Instructions for the task. Answer with one number: how many lines have "冰烤地瓜".

Records to use.
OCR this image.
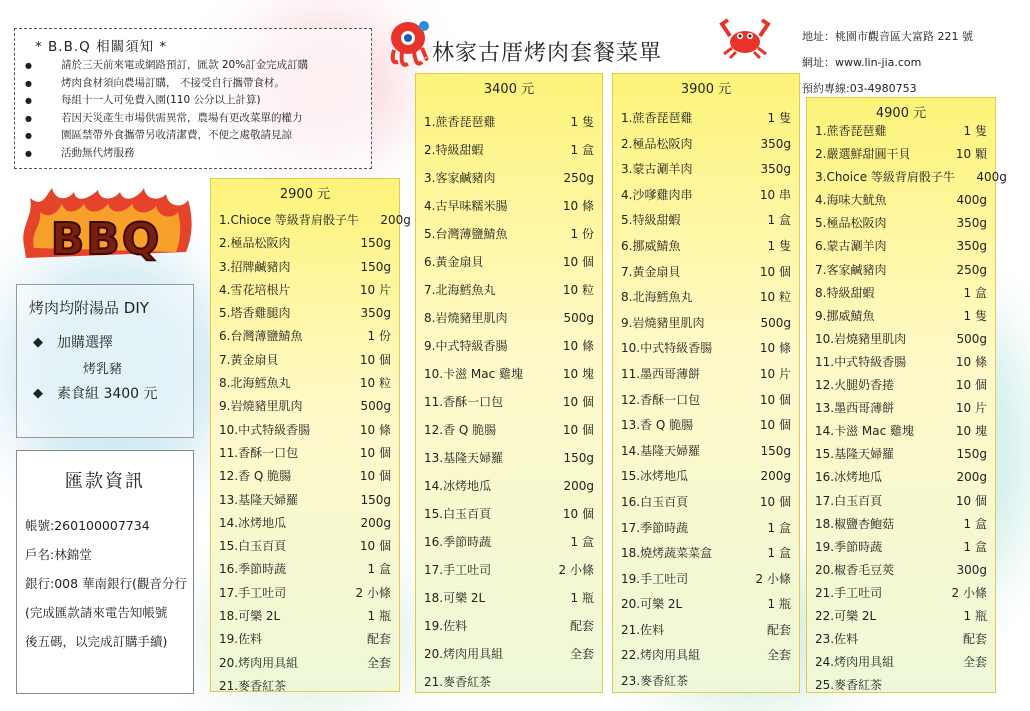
* B.B.Q 相關須知 *
●	請於三天前來電或網路預訂，匯款 20%訂金完成訂購
●	烤肉食材須向農場訂購， 不接受自行攜帶食材。
●	每組十一人可免費入園(110 公分以上計算)
●	若因天災產生市場供需異常，農場有更改菜單的權力
●	園區禁帶外食攜帶另收清潔費，不便之處敬請見諒
●	活動無代烤服務
BBQ
林家古厝烤肉套餐菜單
地址：桃園市觀音區大富路 221 號
網址：www.lin-jia.com
預約專線:03-4980753
烤肉均附湯品 DIY
◆ 加購選擇
烤乳豬
◆ 素食組 3400 元
匯款資訊

帳號:260100007734

戶名:林錦堂

銀行:008 華南銀行(觀音分行

(完成匯款請來電告知帳號

後五碼，以完成訂購手續)

2900 元
1.Chioce 等級背肩骰子牛	200g
2.極品松阪肉	150g
3.招牌鹹豬肉	150g
4.雪花培根片	10 片
5.塔香雞腿肉	350g
6.台灣薄鹽鯖魚	1 份
7.黃金扇貝	10 個
8.北海鱈魚丸	10 粒
9.岩燒豬里肌肉	500g
10.中式特級香腸	10 條
11.香酥一口包	10 個
12.香 Q 脆腸	10 個
13.基隆天婦羅	150g
14.冰烤地瓜	200g
15.白玉百頁	10 個
16.季節時蔬	1 盒
17.手工吐司	2 小條
18.可樂 2L	1 瓶
19.佐料	配套
20.烤肉用具組	全套
21.麥香紅茶
3400 元
1.蔗香琵琶雞	1 隻
2.特級甜蝦	1 盒
3.客家鹹豬肉	250g
4.古早味糯米腸	10 條
5.台灣薄鹽鯖魚	1 份
6.黃金扇貝	10 個
7.北海鱈魚丸	10 粒
8.岩燒豬里肌肉	500g
9.中式特級香腸	10 條
10.卡滋 Mac 雞塊	10 塊
11.香酥一口包	10 個
12.香 Q 脆腸	10 個
13.基隆天婦羅	150g
14.冰烤地瓜	200g
15.白玉百頁	10 個
16.季節時蔬	1 盒
17.手工吐司	2 小條
18.可樂 2L	1 瓶
19.佐料	配套
20.烤肉用具組	全套
21.麥香紅茶
3900 元
1.蔗香琵琶雞	1 隻
2.極品松阪肉	350g
3.蒙古涮羊肉	350g
4.沙嗲雞肉串	10 串
5.特級甜蝦	1 盒
6.挪威鯖魚	1 隻
7.黃金扇貝	10 個
8.北海鱈魚丸	10 粒
9.岩燒豬里肌肉	500g
10.中式特級香腸	10 條
11.墨西哥薄餅	10 片
12.香酥一口包	10 個
13.香 Q 脆腸	10 個
14.基隆天婦羅	150g
15.冰烤地瓜	200g
16.白玉百頁	10 個
17.季節時蔬	1 盒
18.燒烤蔬菜菜盒	1 盒
19.手工吐司	2 小條
20.可樂 2L	1 瓶
21.佐料	配套
22.烤肉用具組	全套
23.麥香紅茶
4900 元
1.蔗香琵琶雞	1 隻
2.嚴選鮮甜圓干貝	10 顆
3.Choice 等級背肩骰子牛	400g
4.海味大魷魚	400g
5.極品松阪肉	350g
6.蒙古涮羊肉	350g
7.客家鹹豬肉	250g
8.特級甜蝦	1 盒
9.挪威鯖魚	1 隻
10.岩燒豬里肌肉	500g
11.中式特級香腸	10 條
12.火腿奶香捲	10 個
13.墨西哥薄餅	10 片
14.卡滋 Mac 雞塊	10 塊
15.基隆天婦羅	150g
16.冰烤地瓜	200g
17.白玉百頁	10 個
18.椒鹽杏鮑菇	1 盒
19.季節時蔬	1 盒
20.椒香毛豆莢	300g
21.手工吐司	2 小條
22.可樂 2L	1 瓶
23.佐料	配套
24.烤肉用具組	全套
25.麥香紅茶
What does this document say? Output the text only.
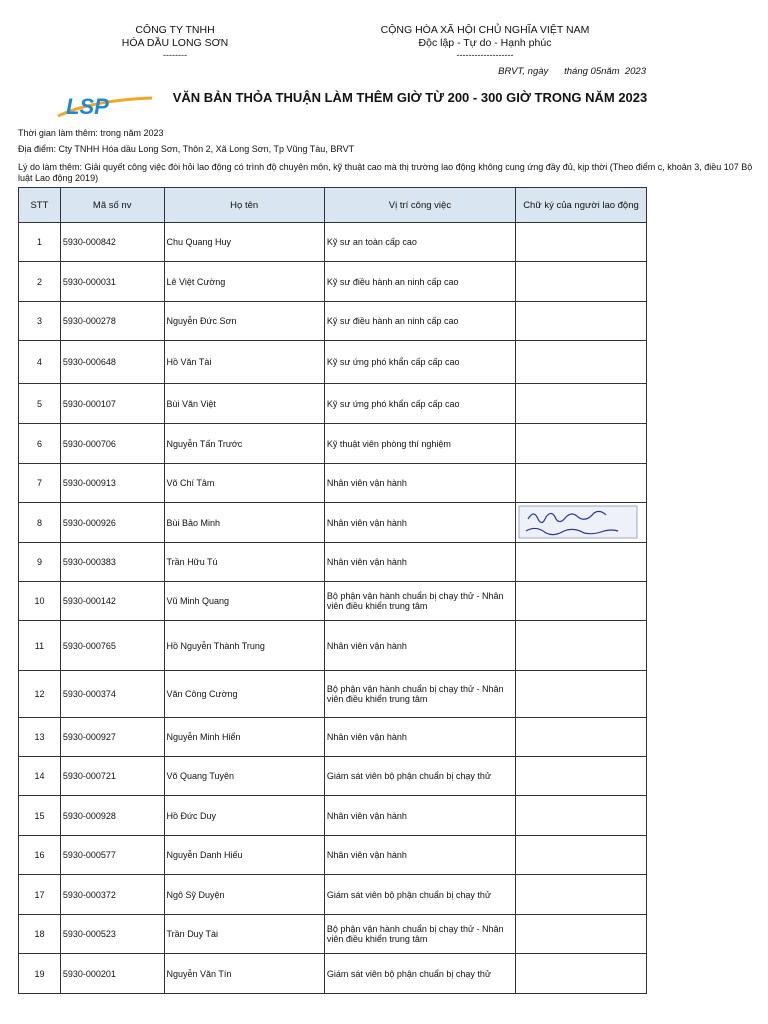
CÔNG TY TNHH
HÓA DẦU LONG SƠN
--------
CỘNG HÒA XÃ HỘI CHỦ NGHĨA VIỆT NAM
Độc lập - Tự do - Hạnh phúc
-------------------
BRVT, ngày      tháng 05năm  2023
LSP	VĂN BẢN THỎA THUẬN LÀM THÊM GIỜ TỪ 200 - 300 GIỜ TRONG NĂM 2023
Thời gian làm thêm: trong năm 2023
Địa điểm: Cty TNHH Hóa dầu Long Sơn, Thôn 2, Xã Long Sơn, Tp Vũng Tàu, BRVT
Lý do làm thêm: Giải quyết công việc đòi hỏi lao động có trình độ chuyên môn, kỹ thuật cao mà thị trường lao động không cung ứng đầy đủ, kịp thời (Theo điểm c, khoản 3, điều 107 Bộ luật Lao động 2019)
STT	Mã số nv	Họ tên	Vị trí công việc	Chữ ký của người lao động
1	5930-000842	Chu Quang Huy	Kỹ sư an toàn cấp cao	
2	5930-000031	Lê Việt Cường	Kỹ sư điều hành an ninh cấp cao	
3	5930-000278	Nguyễn Đức Sơn	Kỹ sư điều hành an ninh cấp cao	
4	5930-000648	Hồ Văn Tài	Kỹ sư ứng phó khẩn cấp cấp cao	
5	5930-000107	Bùi Văn Việt	Kỹ sư ứng phó khẩn cấp cấp cao	
6	5930-000706	Nguyễn Tấn Trước	Kỹ thuật viên phòng thí nghiệm	
7	5930-000913	Võ Chí Tâm	Nhân viên vận hành	
8	5930-000926	Bùi Bảo Minh	Nhân viên vận hành	
9	5930-000383	Trần Hữu Tú	Nhân viên vận hành	
10	5930-000142	Vũ Minh Quang	Bộ phận vận hành chuẩn bị chạy thử - Nhân viên điều khiển trung tâm	
11	5930-000765	Hồ Nguyễn Thành Trung	Nhân viên vận hành	
12	5930-000374	Văn Công Cường	Bộ phận vận hành chuẩn bị chạy thử - Nhân viên điều khiển trung tâm	
13	5930-000927	Nguyễn Minh Hiển	Nhân viên vận hành	
14	5930-000721	Võ Quang Tuyên	Giám sát viên bộ phận chuẩn bị chạy thử	
15	5930-000928	Hồ Đức Duy	Nhân viên vận hành	
16	5930-000577	Nguyễn Danh Hiếu	Nhân viên vận hành	
17	5930-000372	Ngô Sỹ Duyện	Giám sát viên bộ phận chuẩn bị chạy thử	
18	5930-000523	Trần Duy Tài	Bộ phận vận hành chuẩn bị chạy thử - Nhân viên điều khiển trung tâm	
19	5930-000201	Nguyễn Văn Tín	Giám sát viên bộ phận chuẩn bị chạy thử	
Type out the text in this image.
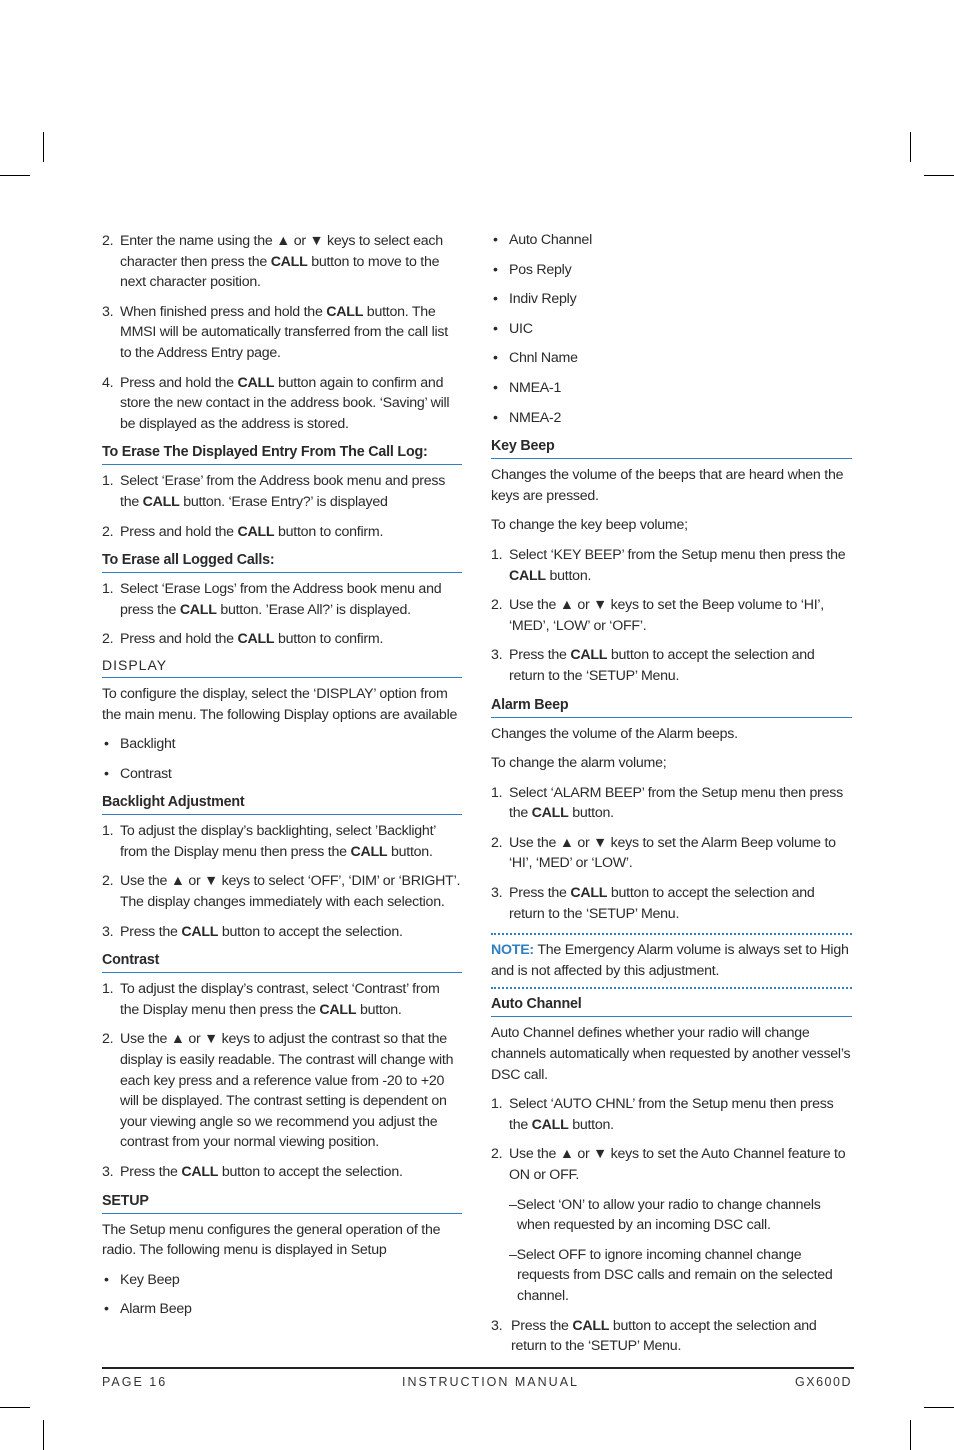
2. Enter the name using the ▲ or ▼ keys to select each character then press the CALL button to move to the next character position.

3. When finished press and hold the CALL button. The MMSI will be automatically transferred from the call list to the Address Entry page.

4. Press and hold the CALL button again to confirm and store the new contact in the address book. ‘Saving’ will be displayed as the address is stored.

To Erase The Displayed Entry From The Call Log:

1. Select ‘Erase’ from the Address book menu and press the CALL button. ‘Erase Entry?’ is displayed

2. Press and hold the CALL button to confirm.

To Erase all Logged Calls:

1. Select ‘Erase Logs’ from the Address book menu and press the CALL button. ’Erase All?’ is displayed.

2. Press and hold the CALL button to confirm.

DISPLAY

To configure the display, select the ‘DISPLAY’ option from the main menu. The following Display options are available

• Backlight

• Contrast

Backlight Adjustment

1. To adjust the display’s backlighting, select ’Backlight’ from the Display menu then press the CALL button.

2. Use the ▲ or ▼ keys to select ‘OFF’, ‘DIM’ or ‘BRIGHT’. The display changes immediately with each selection.

3. Press the CALL button to accept the selection.

Contrast

1. To adjust the display’s contrast, select ‘Contrast’ from the Display menu then press the CALL button.

2. Use the ▲ or ▼ keys to adjust the contrast so that the display is easily readable. The contrast will change with each key press and a reference value from -20 to +20 will be displayed. The contrast setting is dependent on your viewing angle so we recommend you adjust the contrast from your normal viewing position.

3. Press the CALL button to accept the selection.

SETUP

The Setup menu configures the general operation of the radio. The following menu is displayed in Setup

• Key Beep

• Alarm Beep

• Auto Channel

• Pos Reply

• Indiv Reply

• UIC

• Chnl Name

• NMEA-1

• NMEA-2

Key Beep

Changes the volume of the beeps that are heard when the keys are pressed.

To change the key beep volume;

1. Select ‘KEY BEEP’ from the Setup menu then press the CALL button.

2. Use the ▲ or ▼ keys to set the Beep volume to ‘HI’, ‘MED’, ‘LOW’ or ‘OFF’.

3. Press the CALL button to accept the selection and return to the ‘SETUP’ Menu.

Alarm Beep

Changes the volume of the Alarm beeps.

To change the alarm volume;

1. Select ‘ALARM BEEP’ from the Setup menu then press the CALL button.

2. Use the ▲ or ▼ keys to set the Alarm Beep volume to ‘HI’, ‘MED’ or ‘LOW’.

3. Press the CALL button to accept the selection and return to the ‘SETUP’ Menu.

NOTE: The Emergency Alarm volume is always set to High and is not affected by this adjustment.

Auto Channel

Auto Channel defines whether your radio will change channels automatically when requested by another vessel’s DSC call.

1. Select ‘AUTO CHNL’ from the Setup menu then press the CALL button.

2. Use the ▲ or ▼ keys to set the Auto Channel feature to ON or OFF.

–Select ‘ON’ to allow your radio to change channels when requested by an incoming DSC call.

–Select OFF to ignore incoming channel change requests from DSC calls and remain on the selected channel.

3. Press the CALL button to accept the selection and return to the ‘SETUP’ Menu.

PAGE 16	INSTRUCTION MANUAL	GX600D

Exercise output. 4